▶ [WORK TO BE COMPLETED] Write out the entries below once more, exactly.

▶ [MATERIAL]
▽

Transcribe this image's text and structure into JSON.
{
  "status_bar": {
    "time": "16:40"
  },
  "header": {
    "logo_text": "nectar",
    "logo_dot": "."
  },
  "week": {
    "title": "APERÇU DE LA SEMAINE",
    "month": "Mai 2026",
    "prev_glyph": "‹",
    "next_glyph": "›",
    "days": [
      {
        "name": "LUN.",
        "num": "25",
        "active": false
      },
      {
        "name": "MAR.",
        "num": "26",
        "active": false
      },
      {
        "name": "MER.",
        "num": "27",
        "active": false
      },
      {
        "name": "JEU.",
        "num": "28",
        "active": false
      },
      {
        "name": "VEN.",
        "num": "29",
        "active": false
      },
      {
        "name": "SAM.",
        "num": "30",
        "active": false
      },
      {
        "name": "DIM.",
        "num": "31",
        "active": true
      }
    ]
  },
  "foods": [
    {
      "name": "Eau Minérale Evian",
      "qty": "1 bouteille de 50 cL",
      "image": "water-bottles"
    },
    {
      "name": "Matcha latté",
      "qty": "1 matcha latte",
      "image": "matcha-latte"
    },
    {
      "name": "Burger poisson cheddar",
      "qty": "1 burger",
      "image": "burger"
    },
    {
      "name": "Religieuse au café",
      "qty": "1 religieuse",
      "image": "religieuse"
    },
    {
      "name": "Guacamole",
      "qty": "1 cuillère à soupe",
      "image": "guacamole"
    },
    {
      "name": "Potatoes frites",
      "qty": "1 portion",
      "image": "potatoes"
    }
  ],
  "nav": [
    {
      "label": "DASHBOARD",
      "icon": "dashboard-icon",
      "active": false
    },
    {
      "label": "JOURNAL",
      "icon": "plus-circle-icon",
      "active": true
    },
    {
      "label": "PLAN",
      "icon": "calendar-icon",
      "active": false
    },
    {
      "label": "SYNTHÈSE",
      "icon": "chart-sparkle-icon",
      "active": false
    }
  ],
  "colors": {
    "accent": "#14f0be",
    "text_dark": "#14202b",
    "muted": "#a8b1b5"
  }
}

△

▶ [RESULT]
Transcribe this image's text and structure into JSON.
{
  "status_bar": {
    "time": "16:40"
  },
  "header": {
    "logo_text": "nectar",
    "logo_dot": "."
  },
  "week": {
    "title": "APERÇU DE LA SEMAINE",
    "month": "Mai 2026",
    "prev_glyph": "‹",
    "next_glyph": "›",
    "days": [
      {
        "name": "LUN.",
        "num": "25",
        "active": false
      },
      {
        "name": "MAR.",
        "num": "26",
        "active": false
      },
      {
        "name": "MER.",
        "num": "27",
        "active": false
      },
      {
        "name": "JEU.",
        "num": "28",
        "active": false
      },
      {
        "name": "VEN.",
        "num": "29",
        "active": false
      },
      {
        "name": "SAM.",
        "num": "30",
        "active": false
      },
      {
        "name": "DIM.",
        "num": "31",
        "active": true
      }
    ]
  },
  "foods": [
    {
      "name": "Eau Minérale Evian",
      "qty": "1 bouteille de 50 cL",
      "image": "water-bottles"
    },
    {
      "name": "Matcha latté",
      "qty": "1 matcha latte",
      "image": "matcha-latte"
    },
    {
      "name": "Burger poisson cheddar",
      "qty": "1 burger",
      "image": "burger"
    },
    {
      "name": "Religieuse au café",
      "qty": "1 religieuse",
      "image": "religieuse"
    },
    {
      "name": "Guacamole",
      "qty": "1 cuillère à soupe",
      "image": "guacamole"
    },
    {
      "name": "Potatoes frites",
      "qty": "1 portion",
      "image": "potatoes"
    }
  ],
  "nav": [
    {
      "label": "DASHBOARD",
      "icon": "dashboard-icon",
      "active": false
    },
    {
      "label": "JOURNAL",
      "icon": "plus-circle-icon",
      "active": true
    },
    {
      "label": "PLAN",
      "icon": "calendar-icon",
      "active": false
    },
    {
      "label": "SYNTHÈSE",
      "icon": "chart-sparkle-icon",
      "active": false
    }
  ],
  "colors": {
    "accent": "#14f0be",
    "text_dark": "#14202b",
    "muted": "#a8b1b5"
  }
}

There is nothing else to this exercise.